[Problem description]: All of the data needs to be repeated exactly.

== Provided information

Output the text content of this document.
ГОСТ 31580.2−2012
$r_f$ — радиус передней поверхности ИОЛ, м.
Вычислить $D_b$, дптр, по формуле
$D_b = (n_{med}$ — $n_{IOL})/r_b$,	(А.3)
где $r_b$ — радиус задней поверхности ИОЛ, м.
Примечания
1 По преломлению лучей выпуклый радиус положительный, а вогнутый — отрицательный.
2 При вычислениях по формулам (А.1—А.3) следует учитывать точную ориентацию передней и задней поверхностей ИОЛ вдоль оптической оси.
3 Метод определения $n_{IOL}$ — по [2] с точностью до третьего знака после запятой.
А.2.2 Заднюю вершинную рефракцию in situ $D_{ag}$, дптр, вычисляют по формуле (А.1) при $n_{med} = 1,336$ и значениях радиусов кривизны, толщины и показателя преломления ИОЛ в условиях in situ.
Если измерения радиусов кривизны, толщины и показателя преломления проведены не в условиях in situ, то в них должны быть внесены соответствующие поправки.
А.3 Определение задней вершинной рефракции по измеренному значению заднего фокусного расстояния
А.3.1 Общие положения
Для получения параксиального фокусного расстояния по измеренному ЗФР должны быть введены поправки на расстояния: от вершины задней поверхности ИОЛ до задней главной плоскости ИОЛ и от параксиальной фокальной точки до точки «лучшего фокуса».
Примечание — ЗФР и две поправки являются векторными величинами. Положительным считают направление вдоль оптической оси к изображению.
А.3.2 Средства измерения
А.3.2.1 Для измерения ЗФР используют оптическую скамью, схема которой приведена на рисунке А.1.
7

====

[Response below]:
Output the text content of this document.
ГОСТ 31580.2−2012
$r_f$ — радиус передней поверхности ИОЛ, м.
Вычислить $D_b$, дптр, по формуле
$D_b = (n_{med}$ — $n_{IOL})/r_b$,	(А.3)
где $r_b$ — радиус задней поверхности ИОЛ, м.
Примечания
1 По преломлению лучей выпуклый радиус положительный, а вогнутый — отрицательный.
2 При вычислениях по формулам (А.1—А.3) следует учитывать точную ориентацию передней и задней поверхностей ИОЛ вдоль оптической оси.
3 Метод определения $n_{IOL}$ — по [2] с точностью до третьего знака после запятой.
А.2.2 Заднюю вершинную рефракцию in situ $D_{ag}$, дптр, вычисляют по формуле (А.1) при $n_{med} = 1,336$ и значениях радиусов кривизны, толщины и показателя преломления ИОЛ в условиях in situ.
Если измерения радиусов кривизны, толщины и показателя преломления проведены не в условиях in situ, то в них должны быть внесены соответствующие поправки.
А.3 Определение задней вершинной рефракции по измеренному значению заднего фокусного расстояния
А.3.1 Общие положения
Для получения параксиального фокусного расстояния по измеренному ЗФР должны быть введены поправки на расстояния: от вершины задней поверхности ИОЛ до задней главной плоскости ИОЛ и от параксиальной фокальной точки до точки «лучшего фокуса».
Примечание — ЗФР и две поправки являются векторными величинами. Положительным считают направление вдоль оптической оси к изображению.
А.3.2 Средства измерения
А.3.2.1 Для измерения ЗФР используют оптическую скамью, схема которой приведена на рисунке А.1.
7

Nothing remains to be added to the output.